Folgendes bearbeiten:
**A.** Entscheide für jede der drei Aussagen, ob sie mit dem Text über den Ausflug ins Künstlerviertel übereinstimmt, und belege deine Antwort (ja oder nein) mit einem wörtlichen Zitat aus dem Text: (i) Die Wendeltreppe an der Station Abesse war kurz. (ii) Vor dem Aufstieg zur Sacre Coeur wurde in einem Straßencafé gefrühstückt. (iii) Für ein Porträt blieb unterwegs Zeit.
**B.** Setze den Text über den Ausflug ins Künstlerviertel fort und beginne nach seinem letzten Satz.

Vorliegender Text:
::::

Von Kuenstlern und Phantomen

Samstag morgen fehlte noch ein wichtiger Punkt auf unserer Liste; ein Besuch im Kuenstlerviertel Montmatre. So fuhren wir denn auch flugs mit der Métro bis Abesse und waren dumm genug die Wendeltreppe zu nehmen. Ein Fehler, da sich dieselbe als aeusserst lang herausstellte und wir schliesslich keuchend wieder an Tageslicht kamen.

Bevor wir uns an den weiteren Aufstieg zur Sacre Coeur machten, genossen wir zunaechst ein sehr leckeres typisch franzoesisches Fruehstueck in einem kleinen Strassencafé.


Frisch gestaerkt bestiegen wir den Berk (kein Tippfehler), vorbei an den vielen Strassenkuenstler, die die Rue de Trois Frères saeumten. Fuer ein Portraet hatten wir keine Zeit, denn ganz oben erwartete uns Paris schoenste (Zuckerbaecker-)Kirche: Sacre Coeur de Montmatre.

::::

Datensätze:
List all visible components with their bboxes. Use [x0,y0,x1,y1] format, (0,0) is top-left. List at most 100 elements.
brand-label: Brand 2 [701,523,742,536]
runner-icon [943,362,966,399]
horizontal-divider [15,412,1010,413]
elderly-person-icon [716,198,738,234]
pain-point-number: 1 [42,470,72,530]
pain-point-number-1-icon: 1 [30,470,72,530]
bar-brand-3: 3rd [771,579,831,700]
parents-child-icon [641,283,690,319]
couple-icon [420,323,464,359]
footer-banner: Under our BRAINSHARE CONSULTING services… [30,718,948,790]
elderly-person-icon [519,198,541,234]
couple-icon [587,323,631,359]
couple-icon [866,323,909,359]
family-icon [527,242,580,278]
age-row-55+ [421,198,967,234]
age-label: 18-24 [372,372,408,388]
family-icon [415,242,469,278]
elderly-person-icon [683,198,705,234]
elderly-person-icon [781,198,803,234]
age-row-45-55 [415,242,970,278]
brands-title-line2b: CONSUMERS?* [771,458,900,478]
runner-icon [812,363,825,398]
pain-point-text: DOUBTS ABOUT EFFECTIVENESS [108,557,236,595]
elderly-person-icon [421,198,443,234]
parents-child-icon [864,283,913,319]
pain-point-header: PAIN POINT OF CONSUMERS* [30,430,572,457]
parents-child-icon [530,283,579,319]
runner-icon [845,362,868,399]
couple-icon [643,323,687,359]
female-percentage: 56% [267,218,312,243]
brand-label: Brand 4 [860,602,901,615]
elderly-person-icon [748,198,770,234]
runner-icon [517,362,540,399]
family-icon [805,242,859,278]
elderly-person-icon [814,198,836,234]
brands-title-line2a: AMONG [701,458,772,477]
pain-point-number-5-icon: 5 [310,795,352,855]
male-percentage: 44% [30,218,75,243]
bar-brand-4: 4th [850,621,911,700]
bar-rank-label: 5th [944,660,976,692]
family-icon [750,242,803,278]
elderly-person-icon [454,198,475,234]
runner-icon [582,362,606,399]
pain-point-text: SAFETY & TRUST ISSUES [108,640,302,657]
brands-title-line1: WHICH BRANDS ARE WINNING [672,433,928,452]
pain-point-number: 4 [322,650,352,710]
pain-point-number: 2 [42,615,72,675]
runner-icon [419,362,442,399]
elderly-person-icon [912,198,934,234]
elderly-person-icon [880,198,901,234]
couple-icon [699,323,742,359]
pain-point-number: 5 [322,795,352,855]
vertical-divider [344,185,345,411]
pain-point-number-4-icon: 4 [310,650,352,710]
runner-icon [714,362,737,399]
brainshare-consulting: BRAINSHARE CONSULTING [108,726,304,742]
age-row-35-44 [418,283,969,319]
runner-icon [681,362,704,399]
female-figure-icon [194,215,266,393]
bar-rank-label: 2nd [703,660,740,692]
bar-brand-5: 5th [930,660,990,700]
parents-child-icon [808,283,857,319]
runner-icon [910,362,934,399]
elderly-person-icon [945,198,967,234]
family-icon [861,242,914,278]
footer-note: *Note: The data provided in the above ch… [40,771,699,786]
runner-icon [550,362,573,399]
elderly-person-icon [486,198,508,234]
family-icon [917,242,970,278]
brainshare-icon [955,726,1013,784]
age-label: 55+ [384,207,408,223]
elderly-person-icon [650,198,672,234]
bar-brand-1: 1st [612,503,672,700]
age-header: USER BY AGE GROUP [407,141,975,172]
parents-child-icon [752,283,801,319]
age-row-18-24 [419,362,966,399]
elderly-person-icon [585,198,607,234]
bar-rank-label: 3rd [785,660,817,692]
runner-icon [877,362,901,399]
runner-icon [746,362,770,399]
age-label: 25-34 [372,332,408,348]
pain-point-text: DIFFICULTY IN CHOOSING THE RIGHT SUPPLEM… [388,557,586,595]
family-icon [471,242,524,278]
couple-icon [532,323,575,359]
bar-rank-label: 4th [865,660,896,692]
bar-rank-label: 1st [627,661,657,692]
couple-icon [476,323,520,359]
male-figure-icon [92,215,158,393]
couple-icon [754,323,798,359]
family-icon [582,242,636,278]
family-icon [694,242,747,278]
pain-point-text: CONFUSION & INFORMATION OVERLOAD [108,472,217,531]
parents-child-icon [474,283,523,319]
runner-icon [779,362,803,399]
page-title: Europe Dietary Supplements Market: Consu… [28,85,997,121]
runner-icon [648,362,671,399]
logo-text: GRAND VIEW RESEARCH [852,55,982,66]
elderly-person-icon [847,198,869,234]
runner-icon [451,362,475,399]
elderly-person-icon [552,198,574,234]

::::

Lösungen der Reihe:
**A.**
(i) Nein: „da sich dieselbe als aeusserst lang herausstellte“
(ii) Ja: „genossen wir zunaechst ein sehr leckeres typisch franzoesisches Fruehstueck in einem kleinen Strassencafé“
(iii) Nein: „Fuer ein Portraet hatten wir keine Zeit“

**B.**
Im Anschluss ging es wieder hinunter, zum Moulin Rouge, das wir auf kuerzestem Weg erreichten. Leider war es Mittags geschlossen, so dass wir nur einen Blick durch die Fenster erhasschen konnten.


Da noch Zeit uebrig war, entschlossen wir uns den Prominentenfriedhof in Paris zu besuchen, wo wir die Graeber von Jim Morrison (Mona: "Hallo Jim", Oscar Wilde (voellig vollgeschmiert) und Edith Piaf betrachteten. Leider war es uns nicht moeglich Chopin zu besuchen, da er sich recht gut versteckt hatte. Schade...

Auf dem Rueckweg zur letzten Nacht in unserem Hotel (Hurra!) legten wir noch einen Zwischenstopp an der Oper ein, jedoch war das Phantom, wohl wegen der vielen anderen Touristen, trozt unserer Gesaenge, nicht geneigt sich zu zeigen.

 Vor unsrem Hungertod rettete uns an diesem Abend PICARD.

Noch diesem Festmahl, gingen wir diesmal alle in das Quartier Latin, wo unser Café leider voll besetzt war. Doch das war nciht schlimm, denn wir kauften uns kurzerhand Crêpes (von Profihand gemacht) und flanierten gemuetlich durch die bunt erleuchteten Strassen.